__Work task__.
Each entry should be duplicated verbatim; its pictures should not be.

Structured page parsing data

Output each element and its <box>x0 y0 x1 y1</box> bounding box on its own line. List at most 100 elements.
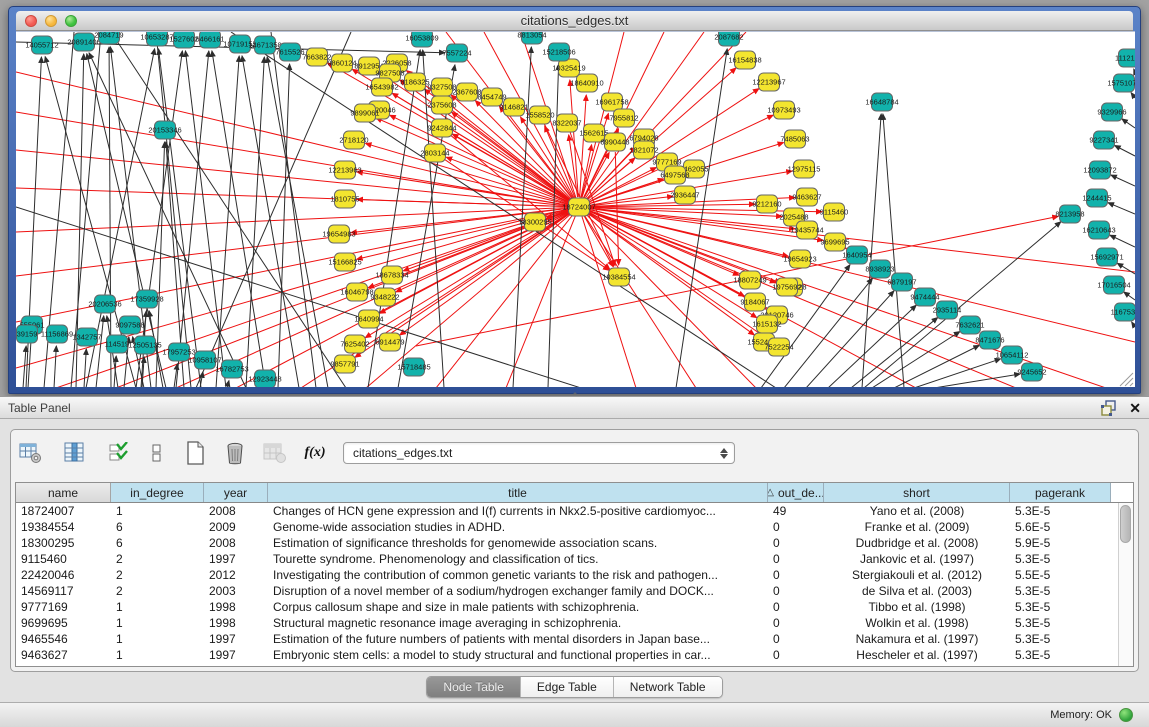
graph-node[interactable]: 8186325 <box>400 73 429 91</box>
graph-node[interactable]: 7485063 <box>780 130 809 148</box>
graph-node[interactable]: 14055712 <box>25 36 58 54</box>
canvas-resize-grip[interactable] <box>1120 373 1133 386</box>
graph-node[interactable]: 7625402 <box>340 335 369 353</box>
graph-node[interactable]: 9212160 <box>752 195 781 213</box>
column-header-short[interactable]: short <box>824 483 1010 502</box>
graph-node[interactable]: 18678334 <box>375 266 408 284</box>
graph-node[interactable]: 9857791 <box>330 355 359 373</box>
graph-node[interactable]: 8990448 <box>600 133 629 151</box>
table-scrollbar[interactable] <box>1118 503 1133 666</box>
table-row[interactable]: 1938455462009Genome-wide association stu… <box>16 519 1133 535</box>
show-column-icon[interactable] <box>61 440 89 466</box>
memory-status-indicator-icon[interactable] <box>1119 708 1133 722</box>
graph-node[interactable]: 39159 <box>17 325 38 343</box>
tab-edge-table[interactable]: Edge Table <box>521 677 614 697</box>
graph-node[interactable]: 1342757 <box>72 328 101 346</box>
graph-node[interactable]: 2803144 <box>420 144 449 162</box>
network-canvas[interactable]: 1872400776638229860124891295422260589827… <box>16 31 1135 387</box>
import-table-icon[interactable] <box>261 440 289 466</box>
table-row[interactable]: 1830029562008Estimation of significance … <box>16 535 1133 551</box>
table-select[interactable]: citations_edges.txt <box>343 442 735 464</box>
graph-node[interactable]: 1975692 <box>772 278 801 296</box>
new-table-icon[interactable] <box>181 440 209 466</box>
graph-node[interactable]: 15218506 <box>542 43 575 61</box>
close-panel-icon[interactable]: ✕ <box>1129 401 1141 415</box>
graph-node[interactable]: 7632621 <box>955 316 984 334</box>
table-scrollbar-thumb[interactable] <box>1120 505 1131 543</box>
graph-node[interactable]: 1640954 <box>842 246 871 264</box>
graph-node[interactable]: 20206536 <box>88 295 121 313</box>
graph-node[interactable]: 7615526 <box>275 43 304 61</box>
graph-node[interactable]: 12213963 <box>328 161 361 179</box>
graph-node[interactable]: 15751074 <box>1107 74 1135 92</box>
float-panel-icon[interactable] <box>1101 400 1117 416</box>
graph-node[interactable]: 2375608 <box>427 96 456 114</box>
graph-node[interactable]: 9474444 <box>910 288 939 306</box>
graph-node[interactable]: 2718120 <box>339 131 368 149</box>
graph-node[interactable]: 9899061 <box>350 104 379 122</box>
graph-node[interactable]: 12213967 <box>752 73 785 91</box>
function-builder-icon[interactable]: f(x) <box>301 440 329 466</box>
graph-node[interactable]: 9329966 <box>1097 103 1126 121</box>
column-header-year[interactable]: year <box>204 483 268 502</box>
graph-node[interactable]: 8322037 <box>552 114 581 132</box>
table-row[interactable]: 977716911998Corpus callosum shape and si… <box>16 599 1133 615</box>
graph-node[interactable]: 10654112 <box>996 346 1029 364</box>
graph-node[interactable]: 19654923 <box>783 250 816 268</box>
row-options-icon[interactable] <box>143 440 171 466</box>
delete-table-icon[interactable] <box>221 440 249 466</box>
graph-node[interactable]: 6497568 <box>660 166 689 184</box>
graph-node[interactable]: 1810755 <box>330 190 359 208</box>
graph-node[interactable]: 9348222 <box>370 288 399 306</box>
graph-node[interactable]: 1640994 <box>354 310 383 328</box>
graph-node[interactable]: 9097588 <box>115 316 144 334</box>
table-row[interactable]: 969969511998Structural magnetic resonanc… <box>16 615 1133 631</box>
graph-node[interactable]: 7557224 <box>442 44 471 62</box>
graph-node[interactable]: 2087682 <box>714 32 743 46</box>
graph-node[interactable]: 12923448 <box>248 370 281 387</box>
window-title-bar[interactable]: citations_edges.txt <box>16 11 1133 31</box>
graph-node[interactable]: 16210643 <box>1082 221 1115 239</box>
table-row[interactable]: 1456911722003Disruption of a novel membe… <box>16 583 1133 599</box>
graph-node[interactable]: 18807249 <box>733 271 766 289</box>
graph-node[interactable]: 16648784 <box>865 93 898 111</box>
graph-node[interactable]: 16961758 <box>595 93 628 111</box>
graph-node[interactable]: 1558520 <box>525 106 554 124</box>
graph-node[interactable]: 7522254 <box>764 338 793 356</box>
graph-node[interactable]: 11156869 <box>41 325 73 343</box>
graph-node[interactable]: 6914479 <box>375 333 404 351</box>
graph-node[interactable]: 1615132 <box>752 315 781 333</box>
graph-node[interactable]: 8813054 <box>517 32 546 44</box>
graph-node[interactable]: 19384554 <box>602 268 635 286</box>
column-header-title[interactable]: title <box>268 483 768 502</box>
graph-node[interactable]: 114519 <box>105 335 129 353</box>
column-header-in_degree[interactable]: in_degree <box>111 483 204 502</box>
graph-node[interactable]: 16053809 <box>405 32 438 47</box>
table-row[interactable]: 946554611997Estimation of the future num… <box>16 631 1133 647</box>
graph-node[interactable]: 8471676 <box>975 331 1004 349</box>
column-header-pagerank[interactable]: pagerank <box>1010 483 1111 502</box>
graph-node[interactable]: 15692971 <box>1090 248 1123 266</box>
table-row[interactable]: 946362711997Embryonic stem cells: a mode… <box>16 647 1133 663</box>
table-row[interactable]: 1872400712008Changes of HCN gene express… <box>16 503 1133 519</box>
table-row[interactable]: 2242004622012Investigating the contribut… <box>16 567 1133 583</box>
graph-node[interactable]: 6879197 <box>887 273 916 291</box>
graph-node[interactable]: 12975115 <box>788 160 821 178</box>
graph-node[interactable]: 9146821 <box>499 98 528 116</box>
graph-node[interactable]: 9245652 <box>1017 363 1046 381</box>
tab-network-table[interactable]: Network Table <box>614 677 722 697</box>
graph-node[interactable]: 1112154 <box>1115 49 1135 67</box>
tab-node-table[interactable]: Node Table <box>427 677 521 697</box>
graph-node[interactable]: 9242844 <box>427 119 456 137</box>
create-column-icon[interactable] <box>17 440 45 466</box>
graph-node[interactable]: 9463627 <box>792 188 821 206</box>
graph-node[interactable]: 1167539 <box>1111 303 1135 321</box>
graph-node[interactable]: 20153346 <box>148 121 181 139</box>
graph-node[interactable]: 7955812 <box>609 109 638 127</box>
graph-node[interactable]: 9184067 <box>740 293 769 311</box>
graph-node[interactable]: 1821072 <box>629 141 658 159</box>
graph-node[interactable]: 8213958 <box>1055 205 1084 223</box>
graph-node[interactable]: 9860124 <box>327 54 356 72</box>
graph-node[interactable]: 2936447 <box>670 186 699 204</box>
column-header-out_de[interactable]: △out_de... <box>768 483 824 502</box>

__Output of the task__.
Output each element and its <box>x0 y0 x1 y1</box> bounding box on its own line. List at most 100 elements.
graph-node[interactable]: 8186325 <box>400 73 429 91</box>
graph-node[interactable]: 7485063 <box>780 130 809 148</box>
graph-node[interactable]: 14055712 <box>25 36 58 54</box>
canvas-resize-grip[interactable] <box>1120 373 1133 386</box>
graph-node[interactable]: 7625402 <box>340 335 369 353</box>
graph-node[interactable]: 9212160 <box>752 195 781 213</box>
column-header-short[interactable]: short <box>824 483 1010 502</box>
graph-node[interactable]: 18678334 <box>375 266 408 284</box>
graph-node[interactable]: 9857791 <box>330 355 359 373</box>
graph-node[interactable]: 8990448 <box>600 133 629 151</box>
table-scrollbar[interactable] <box>1118 503 1133 666</box>
table-row[interactable]: 1938455462009Genome-wide association stu… <box>16 519 1133 535</box>
show-column-icon[interactable] <box>61 440 89 466</box>
memory-status-indicator-icon[interactable] <box>1119 708 1133 722</box>
graph-node[interactable]: 39159 <box>17 325 38 343</box>
tab-edge-table[interactable]: Edge Table <box>521 677 614 697</box>
graph-node[interactable]: 1342757 <box>72 328 101 346</box>
graph-node[interactable]: 2803144 <box>420 144 449 162</box>
network-canvas[interactable]: 1872400776638229860124891295422260589827… <box>16 31 1135 387</box>
import-table-icon[interactable] <box>261 440 289 466</box>
table-row[interactable]: 1830029562008Estimation of significance … <box>16 535 1133 551</box>
table-select[interactable]: citations_edges.txt <box>343 442 735 464</box>
graph-node[interactable]: 1975692 <box>772 278 801 296</box>
new-table-icon[interactable] <box>181 440 209 466</box>
graph-node[interactable]: 15218506 <box>542 43 575 61</box>
close-panel-icon[interactable]: ✕ <box>1129 401 1141 415</box>
graph-node[interactable]: 7632621 <box>955 316 984 334</box>
table-scrollbar-thumb[interactable] <box>1120 505 1131 543</box>
graph-node[interactable]: 1640954 <box>842 246 871 264</box>
graph-node[interactable]: 20206536 <box>88 295 121 313</box>
graph-node[interactable]: 7615526 <box>275 43 304 61</box>
graph-node[interactable]: 12213963 <box>328 161 361 179</box>
graph-node[interactable]: 15751074 <box>1107 74 1135 92</box>
float-panel-icon[interactable] <box>1101 400 1117 416</box>
graph-node[interactable]: 2375608 <box>427 96 456 114</box>
graph-node[interactable]: 9474444 <box>910 288 939 306</box>
graph-node[interactable]: 2718120 <box>339 131 368 149</box>
graph-node[interactable]: 9899061 <box>350 104 379 122</box>
graph-node[interactable]: 12213967 <box>752 73 785 91</box>
function-builder-icon[interactable]: f(x) <box>301 440 329 466</box>
graph-node[interactable]: 9329966 <box>1097 103 1126 121</box>
column-header-year[interactable]: year <box>204 483 268 502</box>
graph-node[interactable]: 8322037 <box>552 114 581 132</box>
table-row[interactable]: 977716911998Corpus callosum shape and si… <box>16 599 1133 615</box>
graph-node[interactable]: 10654112 <box>996 346 1029 364</box>
graph-node[interactable]: 19654923 <box>783 250 816 268</box>
row-options-icon[interactable] <box>143 440 171 466</box>
delete-table-icon[interactable] <box>221 440 249 466</box>
graph-node[interactable]: 6497568 <box>660 166 689 184</box>
graph-node[interactable]: 1810755 <box>330 190 359 208</box>
graph-node[interactable]: 9348222 <box>370 288 399 306</box>
graph-node[interactable]: 1640994 <box>354 310 383 328</box>
graph-node[interactable]: 9097588 <box>115 316 144 334</box>
table-row[interactable]: 969969511998Structural magnetic resonanc… <box>16 615 1133 631</box>
graph-node[interactable]: 7557224 <box>442 44 471 62</box>
graph-node[interactable]: 2087682 <box>714 32 743 46</box>
graph-node[interactable]: 12923448 <box>248 370 281 387</box>
window-title-bar[interactable]: citations_edges.txt <box>16 11 1133 31</box>
graph-node[interactable]: 16210643 <box>1082 221 1115 239</box>
table-row[interactable]: 1456911722003Disruption of a novel membe… <box>16 583 1133 599</box>
graph-node[interactable]: 18807249 <box>733 271 766 289</box>
graph-node[interactable]: 16648784 <box>865 93 898 111</box>
graph-node[interactable]: 16961758 <box>595 93 628 111</box>
graph-node[interactable]: 1558520 <box>525 106 554 124</box>
graph-node[interactable]: 7522254 <box>764 338 793 356</box>
graph-node[interactable]: 11156869 <box>41 325 73 343</box>
graph-node[interactable]: 6914479 <box>375 333 404 351</box>
graph-node[interactable]: 1615132 <box>752 315 781 333</box>
graph-node[interactable]: 8813054 <box>517 32 546 44</box>
graph-node[interactable]: 19384554 <box>602 268 635 286</box>
column-header-title[interactable]: title <box>268 483 768 502</box>
graph-node[interactable]: 114519 <box>105 335 129 353</box>
column-header-in_degree[interactable]: in_degree <box>111 483 204 502</box>
graph-node[interactable]: 16053809 <box>405 32 438 47</box>
table-row[interactable]: 946554611997Estimation of the future num… <box>16 631 1133 647</box>
graph-node[interactable]: 8471676 <box>975 331 1004 349</box>
column-header-pagerank[interactable]: pagerank <box>1010 483 1111 502</box>
graph-node[interactable]: 15692971 <box>1090 248 1123 266</box>
table-row[interactable]: 946362711997Embryonic stem cells: a mode… <box>16 647 1133 663</box>
table-row[interactable]: 1872400712008Changes of HCN gene express… <box>16 503 1133 519</box>
table-row[interactable]: 2242004622012Investigating the contribut… <box>16 567 1133 583</box>
graph-node[interactable]: 6879197 <box>887 273 916 291</box>
graph-node[interactable]: 12975115 <box>788 160 821 178</box>
graph-node[interactable]: 9146821 <box>499 98 528 116</box>
graph-node[interactable]: 9245652 <box>1017 363 1046 381</box>
tab-network-table[interactable]: Network Table <box>614 677 722 697</box>
graph-node[interactable]: 1112154 <box>1115 49 1135 67</box>
tab-node-table[interactable]: Node Table <box>427 677 521 697</box>
graph-node[interactable]: 9242844 <box>427 119 456 137</box>
create-column-icon[interactable] <box>17 440 45 466</box>
graph-node[interactable]: 9463627 <box>792 188 821 206</box>
graph-node[interactable]: 1167539 <box>1111 303 1135 321</box>
graph-node[interactable]: 20153346 <box>148 121 181 139</box>
graph-node[interactable]: 7955812 <box>609 109 638 127</box>
graph-node[interactable]: 9184067 <box>740 293 769 311</box>
graph-node[interactable]: 1821072 <box>629 141 658 159</box>
graph-node[interactable]: 8213958 <box>1055 205 1084 223</box>
graph-node[interactable]: 9860124 <box>327 54 356 72</box>
graph-node[interactable]: 2936447 <box>670 186 699 204</box>
column-header-out_de[interactable]: △out_de... <box>768 483 824 502</box>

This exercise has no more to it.